::: Information given

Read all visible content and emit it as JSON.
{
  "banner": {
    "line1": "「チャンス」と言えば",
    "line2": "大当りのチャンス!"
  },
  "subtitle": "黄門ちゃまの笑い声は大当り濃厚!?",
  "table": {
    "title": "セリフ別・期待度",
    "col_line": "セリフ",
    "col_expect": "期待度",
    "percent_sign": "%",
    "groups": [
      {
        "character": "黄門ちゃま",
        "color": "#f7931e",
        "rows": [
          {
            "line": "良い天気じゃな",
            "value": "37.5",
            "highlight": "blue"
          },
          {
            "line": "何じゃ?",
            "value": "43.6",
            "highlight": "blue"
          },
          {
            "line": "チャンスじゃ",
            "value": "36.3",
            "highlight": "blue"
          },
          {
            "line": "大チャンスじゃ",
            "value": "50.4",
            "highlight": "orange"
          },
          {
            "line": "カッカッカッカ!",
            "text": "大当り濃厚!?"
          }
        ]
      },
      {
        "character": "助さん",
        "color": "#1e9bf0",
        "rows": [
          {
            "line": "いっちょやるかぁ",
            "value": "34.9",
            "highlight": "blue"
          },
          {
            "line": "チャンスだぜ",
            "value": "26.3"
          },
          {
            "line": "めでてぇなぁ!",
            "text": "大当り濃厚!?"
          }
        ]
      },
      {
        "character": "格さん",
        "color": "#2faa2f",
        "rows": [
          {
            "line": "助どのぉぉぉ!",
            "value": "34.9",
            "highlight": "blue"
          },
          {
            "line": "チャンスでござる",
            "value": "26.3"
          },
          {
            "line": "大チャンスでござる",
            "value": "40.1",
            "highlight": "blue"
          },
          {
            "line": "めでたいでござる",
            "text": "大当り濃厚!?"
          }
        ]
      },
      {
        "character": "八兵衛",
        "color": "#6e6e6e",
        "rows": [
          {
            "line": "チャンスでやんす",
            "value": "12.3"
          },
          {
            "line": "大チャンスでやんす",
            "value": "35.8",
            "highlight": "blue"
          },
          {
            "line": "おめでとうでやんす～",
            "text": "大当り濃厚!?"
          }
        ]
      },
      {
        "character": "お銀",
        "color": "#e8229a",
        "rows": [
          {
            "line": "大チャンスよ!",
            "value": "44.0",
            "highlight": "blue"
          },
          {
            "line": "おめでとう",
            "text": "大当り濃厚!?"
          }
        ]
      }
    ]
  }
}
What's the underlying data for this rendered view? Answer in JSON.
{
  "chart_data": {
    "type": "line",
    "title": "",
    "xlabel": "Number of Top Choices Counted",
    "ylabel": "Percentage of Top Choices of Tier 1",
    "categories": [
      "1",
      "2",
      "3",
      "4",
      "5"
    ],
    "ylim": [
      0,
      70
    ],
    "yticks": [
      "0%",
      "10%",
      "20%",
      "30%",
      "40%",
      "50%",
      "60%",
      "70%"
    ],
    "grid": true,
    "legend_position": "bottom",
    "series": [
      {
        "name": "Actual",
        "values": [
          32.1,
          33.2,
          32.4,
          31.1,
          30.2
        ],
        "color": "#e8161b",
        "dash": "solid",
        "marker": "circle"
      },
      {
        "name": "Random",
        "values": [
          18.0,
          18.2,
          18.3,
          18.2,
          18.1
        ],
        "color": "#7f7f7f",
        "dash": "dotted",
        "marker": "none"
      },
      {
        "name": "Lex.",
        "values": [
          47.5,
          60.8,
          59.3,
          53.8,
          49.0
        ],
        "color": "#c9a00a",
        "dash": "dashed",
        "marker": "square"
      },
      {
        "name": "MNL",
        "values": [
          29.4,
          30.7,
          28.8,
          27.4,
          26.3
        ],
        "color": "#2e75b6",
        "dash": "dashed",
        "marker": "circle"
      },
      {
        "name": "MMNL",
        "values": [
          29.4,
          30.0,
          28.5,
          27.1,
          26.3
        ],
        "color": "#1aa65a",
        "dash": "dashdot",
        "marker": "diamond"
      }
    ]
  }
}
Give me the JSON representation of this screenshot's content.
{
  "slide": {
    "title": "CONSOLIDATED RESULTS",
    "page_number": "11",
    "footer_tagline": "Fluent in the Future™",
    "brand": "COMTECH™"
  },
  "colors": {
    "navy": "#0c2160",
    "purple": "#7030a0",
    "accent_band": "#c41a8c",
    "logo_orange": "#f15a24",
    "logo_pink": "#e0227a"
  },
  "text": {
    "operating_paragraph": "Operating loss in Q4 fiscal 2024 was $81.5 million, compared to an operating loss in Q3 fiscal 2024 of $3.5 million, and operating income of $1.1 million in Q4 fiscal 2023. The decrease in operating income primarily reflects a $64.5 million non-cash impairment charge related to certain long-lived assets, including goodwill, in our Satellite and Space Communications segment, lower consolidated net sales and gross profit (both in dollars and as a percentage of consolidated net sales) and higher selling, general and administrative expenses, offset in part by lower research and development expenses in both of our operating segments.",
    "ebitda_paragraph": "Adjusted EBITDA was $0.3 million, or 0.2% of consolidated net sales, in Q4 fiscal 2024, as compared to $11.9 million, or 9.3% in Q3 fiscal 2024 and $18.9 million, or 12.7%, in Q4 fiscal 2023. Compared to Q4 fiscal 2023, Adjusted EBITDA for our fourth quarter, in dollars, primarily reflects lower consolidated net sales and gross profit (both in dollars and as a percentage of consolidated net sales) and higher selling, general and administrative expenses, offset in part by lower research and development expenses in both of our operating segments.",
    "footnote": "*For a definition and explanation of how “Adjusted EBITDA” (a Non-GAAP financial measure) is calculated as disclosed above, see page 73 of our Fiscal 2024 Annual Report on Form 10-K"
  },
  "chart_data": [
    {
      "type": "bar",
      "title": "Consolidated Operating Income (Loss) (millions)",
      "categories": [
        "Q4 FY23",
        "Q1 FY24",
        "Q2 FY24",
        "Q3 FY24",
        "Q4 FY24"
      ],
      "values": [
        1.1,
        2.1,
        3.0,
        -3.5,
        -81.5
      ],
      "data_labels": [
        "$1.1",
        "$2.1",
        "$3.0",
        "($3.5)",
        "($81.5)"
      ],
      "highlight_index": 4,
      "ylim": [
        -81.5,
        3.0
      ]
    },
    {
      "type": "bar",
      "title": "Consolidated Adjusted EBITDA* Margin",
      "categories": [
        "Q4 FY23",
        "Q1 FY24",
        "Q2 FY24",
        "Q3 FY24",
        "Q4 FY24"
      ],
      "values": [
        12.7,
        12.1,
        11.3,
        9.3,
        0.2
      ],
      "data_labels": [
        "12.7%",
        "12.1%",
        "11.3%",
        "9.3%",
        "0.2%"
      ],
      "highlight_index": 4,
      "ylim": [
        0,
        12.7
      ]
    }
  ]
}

::::::

Send back all of the entries exactly, with nothing missing.

Read all visible content and emit it as JSON.
{
  "banner": {
    "line1": "「チャンス」と言えば",
    "line2": "大当りのチャンス!"
  },
  "subtitle": "黄門ちゃまの笑い声は大当り濃厚!?",
  "table": {
    "title": "セリフ別・期待度",
    "col_line": "セリフ",
    "col_expect": "期待度",
    "percent_sign": "%",
    "groups": [
      {
        "character": "黄門ちゃま",
        "color": "#f7931e",
        "rows": [
          {
            "line": "良い天気じゃな",
            "value": "37.5",
            "highlight": "blue"
          },
          {
            "line": "何じゃ?",
            "value": "43.6",
            "highlight": "blue"
          },
          {
            "line": "チャンスじゃ",
            "value": "36.3",
            "highlight": "blue"
          },
          {
            "line": "大チャンスじゃ",
            "value": "50.4",
            "highlight": "orange"
          },
          {
            "line": "カッカッカッカ!",
            "text": "大当り濃厚!?"
          }
        ]
      },
      {
        "character": "助さん",
        "color": "#1e9bf0",
        "rows": [
          {
            "line": "いっちょやるかぁ",
            "value": "34.9",
            "highlight": "blue"
          },
          {
            "line": "チャンスだぜ",
            "value": "26.3"
          },
          {
            "line": "めでてぇなぁ!",
            "text": "大当り濃厚!?"
          }
        ]
      },
      {
        "character": "格さん",
        "color": "#2faa2f",
        "rows": [
          {
            "line": "助どのぉぉぉ!",
            "value": "34.9",
            "highlight": "blue"
          },
          {
            "line": "チャンスでござる",
            "value": "26.3"
          },
          {
            "line": "大チャンスでござる",
            "value": "40.1",
            "highlight": "blue"
          },
          {
            "line": "めでたいでござる",
            "text": "大当り濃厚!?"
          }
        ]
      },
      {
        "character": "八兵衛",
        "color": "#6e6e6e",
        "rows": [
          {
            "line": "チャンスでやんす",
            "value": "12.3"
          },
          {
            "line": "大チャンスでやんす",
            "value": "35.8",
            "highlight": "blue"
          },
          {
            "line": "おめでとうでやんす～",
            "text": "大当り濃厚!?"
          }
        ]
      },
      {
        "character": "お銀",
        "color": "#e8229a",
        "rows": [
          {
            "line": "大チャンスよ!",
            "value": "44.0",
            "highlight": "blue"
          },
          {
            "line": "おめでとう",
            "text": "大当り濃厚!?"
          }
        ]
      }
    ]
  }
}
What's the underlying data for this rendered view? Answer in JSON.
{
  "chart_data": {
    "type": "line",
    "title": "",
    "xlabel": "Number of Top Choices Counted",
    "ylabel": "Percentage of Top Choices of Tier 1",
    "categories": [
      "1",
      "2",
      "3",
      "4",
      "5"
    ],
    "ylim": [
      0,
      70
    ],
    "yticks": [
      "0%",
      "10%",
      "20%",
      "30%",
      "40%",
      "50%",
      "60%",
      "70%"
    ],
    "grid": true,
    "legend_position": "bottom",
    "series": [
      {
        "name": "Actual",
        "values": [
          32.1,
          33.2,
          32.4,
          31.1,
          30.2
        ],
        "color": "#e8161b",
        "dash": "solid",
        "marker": "circle"
      },
      {
        "name": "Random",
        "values": [
          18.0,
          18.2,
          18.3,
          18.2,
          18.1
        ],
        "color": "#7f7f7f",
        "dash": "dotted",
        "marker": "none"
      },
      {
        "name": "Lex.",
        "values": [
          47.5,
          60.8,
          59.3,
          53.8,
          49.0
        ],
        "color": "#c9a00a",
        "dash": "dashed",
        "marker": "square"
      },
      {
        "name": "MNL",
        "values": [
          29.4,
          30.7,
          28.8,
          27.4,
          26.3
        ],
        "color": "#2e75b6",
        "dash": "dashed",
        "marker": "circle"
      },
      {
        "name": "MMNL",
        "values": [
          29.4,
          30.0,
          28.5,
          27.1,
          26.3
        ],
        "color": "#1aa65a",
        "dash": "dashdot",
        "marker": "diamond"
      }
    ]
  }
}
Give me the JSON representation of this screenshot's content.
{
  "slide": {
    "title": "CONSOLIDATED RESULTS",
    "page_number": "11",
    "footer_tagline": "Fluent in the Future™",
    "brand": "COMTECH™"
  },
  "colors": {
    "navy": "#0c2160",
    "purple": "#7030a0",
    "accent_band": "#c41a8c",
    "logo_orange": "#f15a24",
    "logo_pink": "#e0227a"
  },
  "text": {
    "operating_paragraph": "Operating loss in Q4 fiscal 2024 was $81.5 million, compared to an operating loss in Q3 fiscal 2024 of $3.5 million, and operating income of $1.1 million in Q4 fiscal 2023. The decrease in operating income primarily reflects a $64.5 million non-cash impairment charge related to certain long-lived assets, including goodwill, in our Satellite and Space Communications segment, lower consolidated net sales and gross profit (both in dollars and as a percentage of consolidated net sales) and higher selling, general and administrative expenses, offset in part by lower research and development expenses in both of our operating segments.",
    "ebitda_paragraph": "Adjusted EBITDA was $0.3 million, or 0.2% of consolidated net sales, in Q4 fiscal 2024, as compared to $11.9 million, or 9.3% in Q3 fiscal 2024 and $18.9 million, or 12.7%, in Q4 fiscal 2023. Compared to Q4 fiscal 2023, Adjusted EBITDA for our fourth quarter, in dollars, primarily reflects lower consolidated net sales and gross profit (both in dollars and as a percentage of consolidated net sales) and higher selling, general and administrative expenses, offset in part by lower research and development expenses in both of our operating segments.",
    "footnote": "*For a definition and explanation of how “Adjusted EBITDA” (a Non-GAAP financial measure) is calculated as disclosed above, see page 73 of our Fiscal 2024 Annual Report on Form 10-K"
  },
  "chart_data": [
    {
      "type": "bar",
      "title": "Consolidated Operating Income (Loss) (millions)",
      "categories": [
        "Q4 FY23",
        "Q1 FY24",
        "Q2 FY24",
        "Q3 FY24",
        "Q4 FY24"
      ],
      "values": [
        1.1,
        2.1,
        3.0,
        -3.5,
        -81.5
      ],
      "data_labels": [
        "$1.1",
        "$2.1",
        "$3.0",
        "($3.5)",
        "($81.5)"
      ],
      "highlight_index": 4,
      "ylim": [
        -81.5,
        3.0
      ]
    },
    {
      "type": "bar",
      "title": "Consolidated Adjusted EBITDA* Margin",
      "categories": [
        "Q4 FY23",
        "Q1 FY24",
        "Q2 FY24",
        "Q3 FY24",
        "Q4 FY24"
      ],
      "values": [
        12.7,
        12.1,
        11.3,
        9.3,
        0.2
      ],
      "data_labels": [
        "12.7%",
        "12.1%",
        "11.3%",
        "9.3%",
        "0.2%"
      ],
      "highlight_index": 4,
      "ylim": [
        0,
        12.7
      ]
    }
  ]
}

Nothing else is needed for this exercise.